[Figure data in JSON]
▼▼▼

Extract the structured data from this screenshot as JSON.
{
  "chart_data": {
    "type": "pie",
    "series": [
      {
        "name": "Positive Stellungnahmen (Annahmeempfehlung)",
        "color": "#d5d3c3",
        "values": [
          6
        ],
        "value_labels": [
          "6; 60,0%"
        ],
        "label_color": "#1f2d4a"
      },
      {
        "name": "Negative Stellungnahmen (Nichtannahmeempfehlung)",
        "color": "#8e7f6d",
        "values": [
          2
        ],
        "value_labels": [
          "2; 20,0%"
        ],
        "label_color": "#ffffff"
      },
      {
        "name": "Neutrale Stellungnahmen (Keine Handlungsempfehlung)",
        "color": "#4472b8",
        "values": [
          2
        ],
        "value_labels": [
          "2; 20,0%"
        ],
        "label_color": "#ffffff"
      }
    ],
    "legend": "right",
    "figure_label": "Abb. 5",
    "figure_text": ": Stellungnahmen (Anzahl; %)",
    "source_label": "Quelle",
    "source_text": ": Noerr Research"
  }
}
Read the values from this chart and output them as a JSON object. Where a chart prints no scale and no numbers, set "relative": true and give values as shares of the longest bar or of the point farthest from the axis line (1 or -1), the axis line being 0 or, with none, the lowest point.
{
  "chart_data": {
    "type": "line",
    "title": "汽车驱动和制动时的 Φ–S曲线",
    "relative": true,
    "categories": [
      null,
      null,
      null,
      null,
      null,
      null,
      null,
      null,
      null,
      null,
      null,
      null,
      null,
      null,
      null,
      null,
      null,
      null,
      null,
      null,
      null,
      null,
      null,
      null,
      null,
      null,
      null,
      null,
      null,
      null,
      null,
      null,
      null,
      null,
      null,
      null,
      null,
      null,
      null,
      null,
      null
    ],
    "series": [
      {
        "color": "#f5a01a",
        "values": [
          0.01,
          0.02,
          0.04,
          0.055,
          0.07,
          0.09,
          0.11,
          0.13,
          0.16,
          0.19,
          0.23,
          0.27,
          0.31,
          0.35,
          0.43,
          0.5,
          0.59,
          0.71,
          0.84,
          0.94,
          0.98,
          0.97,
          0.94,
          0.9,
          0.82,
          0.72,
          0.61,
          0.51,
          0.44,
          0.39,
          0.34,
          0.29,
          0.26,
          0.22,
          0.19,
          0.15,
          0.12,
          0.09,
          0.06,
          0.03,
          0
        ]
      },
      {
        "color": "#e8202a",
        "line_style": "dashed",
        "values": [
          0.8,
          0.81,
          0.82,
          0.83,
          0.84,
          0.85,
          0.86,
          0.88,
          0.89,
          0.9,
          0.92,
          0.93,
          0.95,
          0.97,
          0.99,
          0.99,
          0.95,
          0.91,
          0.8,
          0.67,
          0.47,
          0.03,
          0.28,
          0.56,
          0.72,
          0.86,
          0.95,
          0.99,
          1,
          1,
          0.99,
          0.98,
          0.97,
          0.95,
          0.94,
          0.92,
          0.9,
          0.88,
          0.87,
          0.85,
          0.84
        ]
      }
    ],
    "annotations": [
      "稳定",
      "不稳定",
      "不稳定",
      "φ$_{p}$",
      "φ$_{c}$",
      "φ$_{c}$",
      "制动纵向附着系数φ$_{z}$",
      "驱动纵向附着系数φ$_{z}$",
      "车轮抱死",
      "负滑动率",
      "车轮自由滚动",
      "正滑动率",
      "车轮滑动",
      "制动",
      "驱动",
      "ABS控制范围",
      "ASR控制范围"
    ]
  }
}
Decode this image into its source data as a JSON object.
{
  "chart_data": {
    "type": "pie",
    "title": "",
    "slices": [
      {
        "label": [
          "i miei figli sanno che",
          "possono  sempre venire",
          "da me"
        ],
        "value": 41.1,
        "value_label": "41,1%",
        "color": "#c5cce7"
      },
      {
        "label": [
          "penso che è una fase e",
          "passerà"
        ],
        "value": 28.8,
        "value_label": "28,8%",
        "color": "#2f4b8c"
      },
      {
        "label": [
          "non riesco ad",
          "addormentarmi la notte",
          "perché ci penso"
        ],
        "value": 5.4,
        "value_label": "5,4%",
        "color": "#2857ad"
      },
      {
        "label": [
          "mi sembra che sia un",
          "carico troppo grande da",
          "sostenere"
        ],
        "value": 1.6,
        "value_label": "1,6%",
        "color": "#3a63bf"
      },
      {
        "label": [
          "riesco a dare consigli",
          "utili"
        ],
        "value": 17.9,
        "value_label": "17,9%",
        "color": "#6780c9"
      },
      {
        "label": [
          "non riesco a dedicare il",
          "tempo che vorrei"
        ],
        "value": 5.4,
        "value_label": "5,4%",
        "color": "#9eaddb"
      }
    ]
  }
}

▲▲▲

# GIVEN INSTRUCTION:
Copy out every line of the listing that contains the string "true".

# RESPONSE TO THE TASK:
Read the values from this chart and output them as a JSON object. Where a chart prints no scale and no numbers, set "relative": true and give values as shares of the longest bar or of the point farthest from the axis line (1 or -1), the axis line being 0 or, with none, the lowest point.
    "relative": true,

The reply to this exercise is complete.